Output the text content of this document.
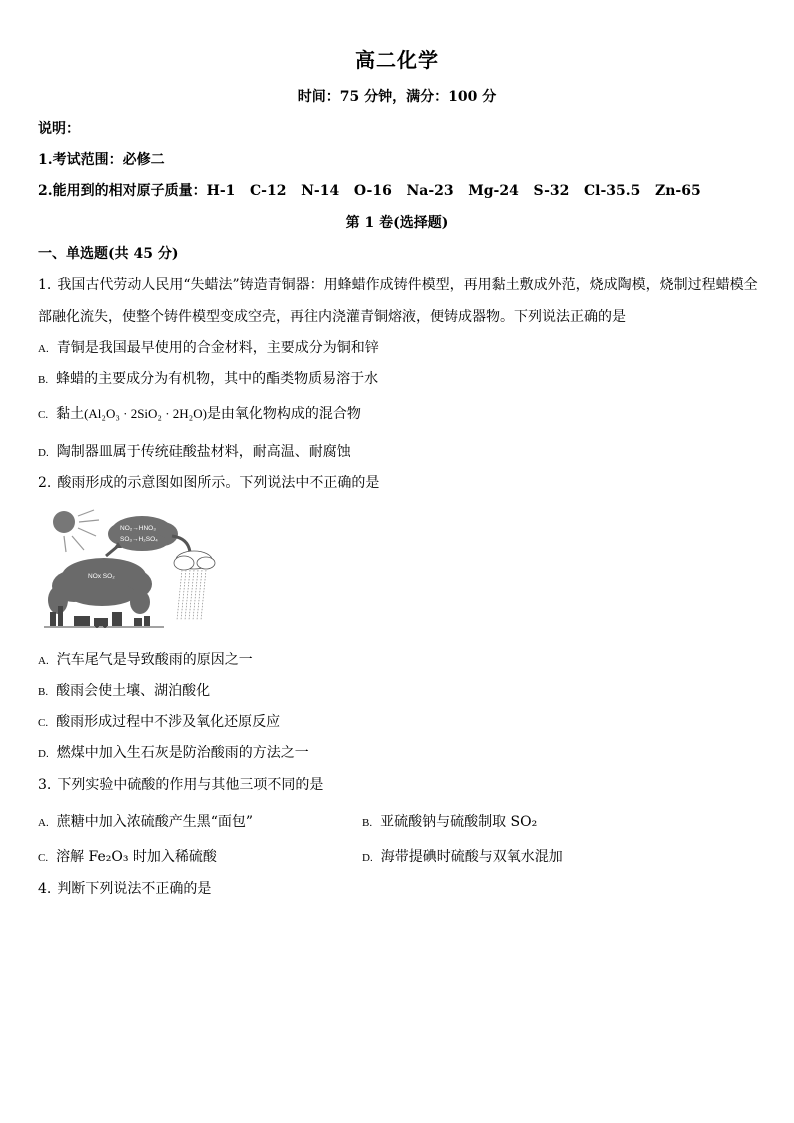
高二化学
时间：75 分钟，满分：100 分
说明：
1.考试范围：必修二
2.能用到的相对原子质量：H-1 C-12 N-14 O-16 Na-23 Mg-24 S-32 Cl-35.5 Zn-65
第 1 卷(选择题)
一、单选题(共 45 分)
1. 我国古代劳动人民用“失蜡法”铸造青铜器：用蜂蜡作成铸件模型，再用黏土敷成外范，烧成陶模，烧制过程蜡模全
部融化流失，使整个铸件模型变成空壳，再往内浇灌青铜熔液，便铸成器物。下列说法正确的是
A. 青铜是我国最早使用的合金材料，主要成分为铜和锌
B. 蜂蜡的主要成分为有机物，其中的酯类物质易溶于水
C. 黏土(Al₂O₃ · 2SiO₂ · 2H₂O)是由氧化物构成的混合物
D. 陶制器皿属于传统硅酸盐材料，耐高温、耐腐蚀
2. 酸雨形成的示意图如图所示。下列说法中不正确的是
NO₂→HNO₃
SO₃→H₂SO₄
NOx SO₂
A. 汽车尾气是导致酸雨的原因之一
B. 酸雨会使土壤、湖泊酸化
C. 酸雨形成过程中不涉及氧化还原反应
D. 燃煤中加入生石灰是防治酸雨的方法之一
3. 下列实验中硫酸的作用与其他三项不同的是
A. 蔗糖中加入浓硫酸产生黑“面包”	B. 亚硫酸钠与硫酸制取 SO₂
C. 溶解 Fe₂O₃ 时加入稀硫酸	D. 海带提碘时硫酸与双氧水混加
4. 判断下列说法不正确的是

--

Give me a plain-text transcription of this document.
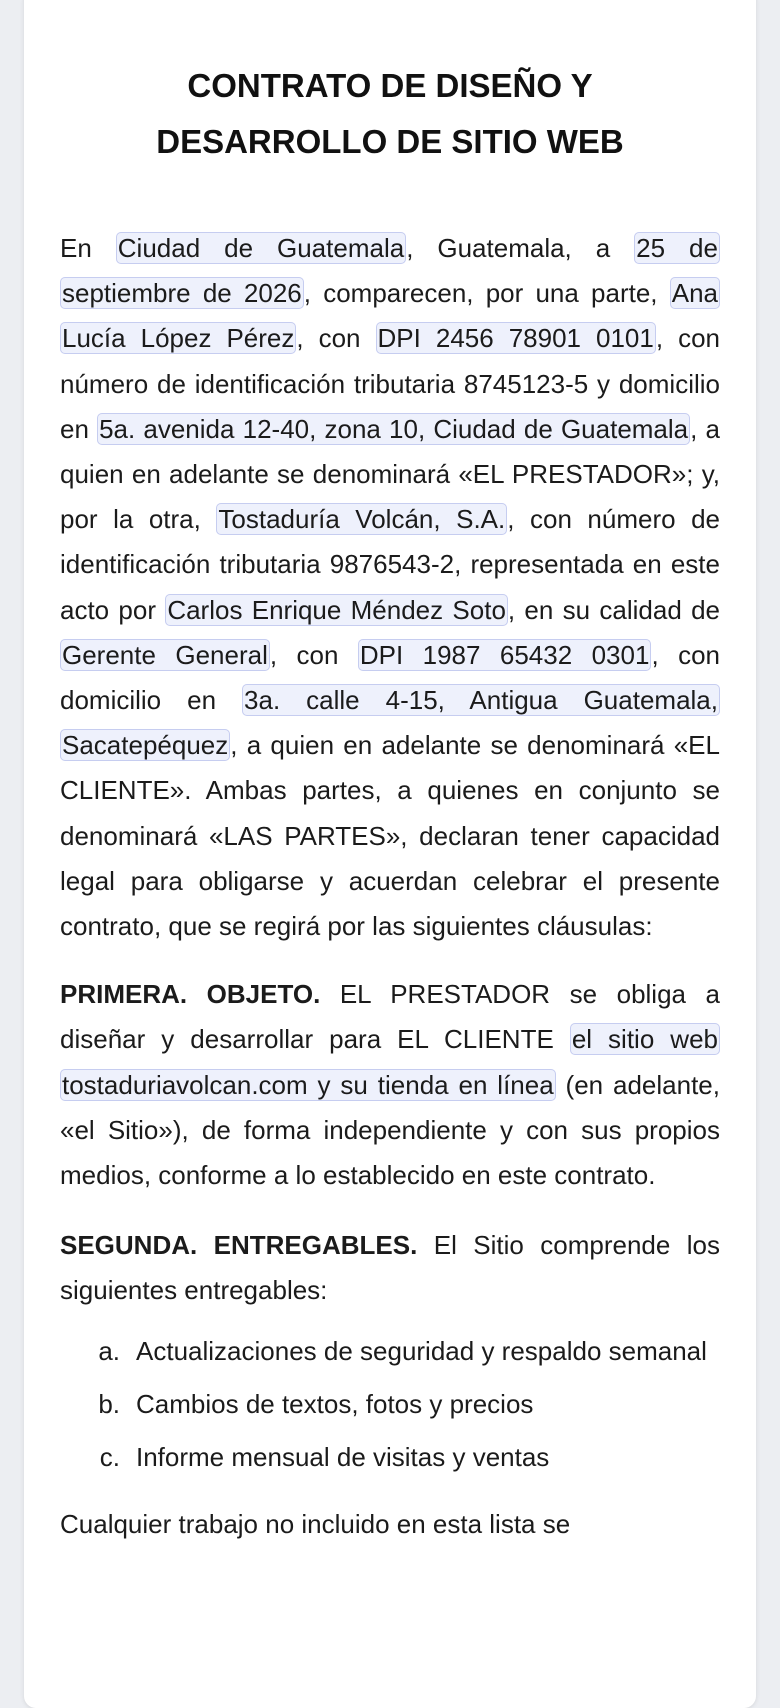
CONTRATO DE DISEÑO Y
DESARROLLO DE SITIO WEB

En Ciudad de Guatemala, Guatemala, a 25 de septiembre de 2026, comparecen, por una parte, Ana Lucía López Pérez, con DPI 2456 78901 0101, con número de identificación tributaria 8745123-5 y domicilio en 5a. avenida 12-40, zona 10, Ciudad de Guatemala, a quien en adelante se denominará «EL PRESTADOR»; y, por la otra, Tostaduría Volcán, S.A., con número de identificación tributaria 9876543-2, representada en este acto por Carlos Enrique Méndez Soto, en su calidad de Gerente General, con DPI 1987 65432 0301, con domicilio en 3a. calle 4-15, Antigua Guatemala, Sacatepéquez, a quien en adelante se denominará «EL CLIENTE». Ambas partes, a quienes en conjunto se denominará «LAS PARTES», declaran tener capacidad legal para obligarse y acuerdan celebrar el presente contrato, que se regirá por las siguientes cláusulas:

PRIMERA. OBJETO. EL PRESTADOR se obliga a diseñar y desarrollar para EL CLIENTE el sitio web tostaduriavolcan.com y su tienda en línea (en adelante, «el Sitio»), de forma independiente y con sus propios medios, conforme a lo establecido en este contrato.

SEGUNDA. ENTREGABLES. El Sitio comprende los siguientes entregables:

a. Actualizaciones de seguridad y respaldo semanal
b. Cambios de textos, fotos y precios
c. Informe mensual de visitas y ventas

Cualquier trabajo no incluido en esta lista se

==

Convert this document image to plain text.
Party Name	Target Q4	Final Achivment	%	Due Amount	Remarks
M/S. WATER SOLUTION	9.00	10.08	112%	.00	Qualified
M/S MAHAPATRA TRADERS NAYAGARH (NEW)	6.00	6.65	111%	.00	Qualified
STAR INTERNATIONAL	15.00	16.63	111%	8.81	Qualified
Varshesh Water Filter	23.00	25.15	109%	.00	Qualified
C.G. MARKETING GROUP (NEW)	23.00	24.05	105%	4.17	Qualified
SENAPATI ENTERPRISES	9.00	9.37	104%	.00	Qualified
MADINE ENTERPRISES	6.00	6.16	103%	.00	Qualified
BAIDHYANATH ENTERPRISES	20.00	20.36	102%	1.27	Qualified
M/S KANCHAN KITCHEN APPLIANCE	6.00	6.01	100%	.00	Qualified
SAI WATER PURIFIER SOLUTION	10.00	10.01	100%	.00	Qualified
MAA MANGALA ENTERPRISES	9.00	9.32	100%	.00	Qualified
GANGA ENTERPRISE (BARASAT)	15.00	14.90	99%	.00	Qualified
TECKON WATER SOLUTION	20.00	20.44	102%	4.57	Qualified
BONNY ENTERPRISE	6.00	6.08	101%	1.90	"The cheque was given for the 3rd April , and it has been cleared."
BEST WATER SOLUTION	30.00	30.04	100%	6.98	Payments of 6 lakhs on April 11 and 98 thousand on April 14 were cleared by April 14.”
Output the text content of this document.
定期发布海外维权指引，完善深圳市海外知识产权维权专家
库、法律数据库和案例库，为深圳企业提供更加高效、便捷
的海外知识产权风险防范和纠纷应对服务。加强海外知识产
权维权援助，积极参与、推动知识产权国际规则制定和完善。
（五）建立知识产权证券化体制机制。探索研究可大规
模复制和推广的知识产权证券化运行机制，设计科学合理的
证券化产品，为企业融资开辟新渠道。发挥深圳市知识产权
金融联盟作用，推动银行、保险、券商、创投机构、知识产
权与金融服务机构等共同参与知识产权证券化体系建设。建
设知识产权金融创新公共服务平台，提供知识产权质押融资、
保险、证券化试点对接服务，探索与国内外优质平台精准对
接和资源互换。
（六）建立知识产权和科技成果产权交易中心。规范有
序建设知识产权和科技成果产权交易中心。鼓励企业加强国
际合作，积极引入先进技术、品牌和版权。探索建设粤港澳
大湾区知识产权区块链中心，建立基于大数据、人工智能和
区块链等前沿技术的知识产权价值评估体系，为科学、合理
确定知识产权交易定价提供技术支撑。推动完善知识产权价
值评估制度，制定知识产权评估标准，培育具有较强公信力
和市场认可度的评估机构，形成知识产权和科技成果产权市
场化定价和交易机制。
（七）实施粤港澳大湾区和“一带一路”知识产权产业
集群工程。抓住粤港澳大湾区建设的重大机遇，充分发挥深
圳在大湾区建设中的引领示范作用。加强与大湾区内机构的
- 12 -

*Aim of the task*.
Show, from the listing above, each line that contains the word "plain".

*Completed task*.
Give me a plain-text transcription of this document.
Convert this document image to plain text.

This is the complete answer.